[Dataset entries]
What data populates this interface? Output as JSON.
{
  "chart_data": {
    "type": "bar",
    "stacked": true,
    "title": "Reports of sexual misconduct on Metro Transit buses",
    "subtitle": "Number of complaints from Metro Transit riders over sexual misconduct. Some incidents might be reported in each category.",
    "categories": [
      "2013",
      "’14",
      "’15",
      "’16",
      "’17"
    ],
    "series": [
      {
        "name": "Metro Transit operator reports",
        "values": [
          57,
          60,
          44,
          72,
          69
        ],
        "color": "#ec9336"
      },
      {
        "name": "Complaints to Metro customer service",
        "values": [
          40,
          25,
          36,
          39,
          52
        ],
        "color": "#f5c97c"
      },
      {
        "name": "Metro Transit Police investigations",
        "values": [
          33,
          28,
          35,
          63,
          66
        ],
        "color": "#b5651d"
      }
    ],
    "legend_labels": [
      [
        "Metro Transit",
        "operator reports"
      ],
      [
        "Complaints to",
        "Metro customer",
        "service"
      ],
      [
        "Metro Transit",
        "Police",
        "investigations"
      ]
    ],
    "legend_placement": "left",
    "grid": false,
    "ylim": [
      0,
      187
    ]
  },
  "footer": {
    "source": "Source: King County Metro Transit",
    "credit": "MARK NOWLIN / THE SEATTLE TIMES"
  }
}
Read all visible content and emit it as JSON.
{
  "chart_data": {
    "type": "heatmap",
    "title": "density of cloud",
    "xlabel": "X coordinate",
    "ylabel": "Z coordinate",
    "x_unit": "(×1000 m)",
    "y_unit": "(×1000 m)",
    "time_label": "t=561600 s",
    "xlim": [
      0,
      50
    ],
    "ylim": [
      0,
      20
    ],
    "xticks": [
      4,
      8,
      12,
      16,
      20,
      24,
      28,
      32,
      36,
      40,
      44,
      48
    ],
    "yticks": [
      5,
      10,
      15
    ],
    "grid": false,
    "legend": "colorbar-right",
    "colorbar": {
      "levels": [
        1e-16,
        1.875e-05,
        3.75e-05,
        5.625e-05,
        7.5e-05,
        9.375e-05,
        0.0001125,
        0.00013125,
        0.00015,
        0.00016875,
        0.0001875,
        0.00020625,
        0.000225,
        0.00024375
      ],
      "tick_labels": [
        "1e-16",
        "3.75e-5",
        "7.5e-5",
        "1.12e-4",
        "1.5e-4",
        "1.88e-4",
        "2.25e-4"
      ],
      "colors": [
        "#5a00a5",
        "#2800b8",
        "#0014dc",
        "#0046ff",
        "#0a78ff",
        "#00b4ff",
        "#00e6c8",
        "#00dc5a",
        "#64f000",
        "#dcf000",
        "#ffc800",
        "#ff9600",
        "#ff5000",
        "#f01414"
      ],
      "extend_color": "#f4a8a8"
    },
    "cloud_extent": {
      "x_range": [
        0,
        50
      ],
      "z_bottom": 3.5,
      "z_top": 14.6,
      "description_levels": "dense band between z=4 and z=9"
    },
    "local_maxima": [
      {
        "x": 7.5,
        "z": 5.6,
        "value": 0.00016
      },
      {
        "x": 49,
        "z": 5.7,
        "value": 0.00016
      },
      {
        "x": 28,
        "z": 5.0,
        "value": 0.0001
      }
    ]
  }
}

- **THE REQUEST**:
The records above are to be repeated exactly, in their entirety.

- **EXERCISE RESULT**:
What data populates this interface? Output as JSON.
{
  "chart_data": {
    "type": "bar",
    "stacked": true,
    "title": "Reports of sexual misconduct on Metro Transit buses",
    "subtitle": "Number of complaints from Metro Transit riders over sexual misconduct. Some incidents might be reported in each category.",
    "categories": [
      "2013",
      "’14",
      "’15",
      "’16",
      "’17"
    ],
    "series": [
      {
        "name": "Metro Transit operator reports",
        "values": [
          57,
          60,
          44,
          72,
          69
        ],
        "color": "#ec9336"
      },
      {
        "name": "Complaints to Metro customer service",
        "values": [
          40,
          25,
          36,
          39,
          52
        ],
        "color": "#f5c97c"
      },
      {
        "name": "Metro Transit Police investigations",
        "values": [
          33,
          28,
          35,
          63,
          66
        ],
        "color": "#b5651d"
      }
    ],
    "legend_labels": [
      [
        "Metro Transit",
        "operator reports"
      ],
      [
        "Complaints to",
        "Metro customer",
        "service"
      ],
      [
        "Metro Transit",
        "Police",
        "investigations"
      ]
    ],
    "legend_placement": "left",
    "grid": false,
    "ylim": [
      0,
      187
    ]
  },
  "footer": {
    "source": "Source: King County Metro Transit",
    "credit": "MARK NOWLIN / THE SEATTLE TIMES"
  }
}
Read all visible content and emit it as JSON.
{
  "chart_data": {
    "type": "heatmap",
    "title": "density of cloud",
    "xlabel": "X coordinate",
    "ylabel": "Z coordinate",
    "x_unit": "(×1000 m)",
    "y_unit": "(×1000 m)",
    "time_label": "t=561600 s",
    "xlim": [
      0,
      50
    ],
    "ylim": [
      0,
      20
    ],
    "xticks": [
      4,
      8,
      12,
      16,
      20,
      24,
      28,
      32,
      36,
      40,
      44,
      48
    ],
    "yticks": [
      5,
      10,
      15
    ],
    "grid": false,
    "legend": "colorbar-right",
    "colorbar": {
      "levels": [
        1e-16,
        1.875e-05,
        3.75e-05,
        5.625e-05,
        7.5e-05,
        9.375e-05,
        0.0001125,
        0.00013125,
        0.00015,
        0.00016875,
        0.0001875,
        0.00020625,
        0.000225,
        0.00024375
      ],
      "tick_labels": [
        "1e-16",
        "3.75e-5",
        "7.5e-5",
        "1.12e-4",
        "1.5e-4",
        "1.88e-4",
        "2.25e-4"
      ],
      "colors": [
        "#5a00a5",
        "#2800b8",
        "#0014dc",
        "#0046ff",
        "#0a78ff",
        "#00b4ff",
        "#00e6c8",
        "#00dc5a",
        "#64f000",
        "#dcf000",
        "#ffc800",
        "#ff9600",
        "#ff5000",
        "#f01414"
      ],
      "extend_color": "#f4a8a8"
    },
    "cloud_extent": {
      "x_range": [
        0,
        50
      ],
      "z_bottom": 3.5,
      "z_top": 14.6,
      "description_levels": "dense band between z=4 and z=9"
    },
    "local_maxima": [
      {
        "x": 7.5,
        "z": 5.6,
        "value": 0.00016
      },
      {
        "x": 49,
        "z": 5.7,
        "value": 0.00016
      },
      {
        "x": 28,
        "z": 5.0,
        "value": 0.0001
      }
    ]
  }
}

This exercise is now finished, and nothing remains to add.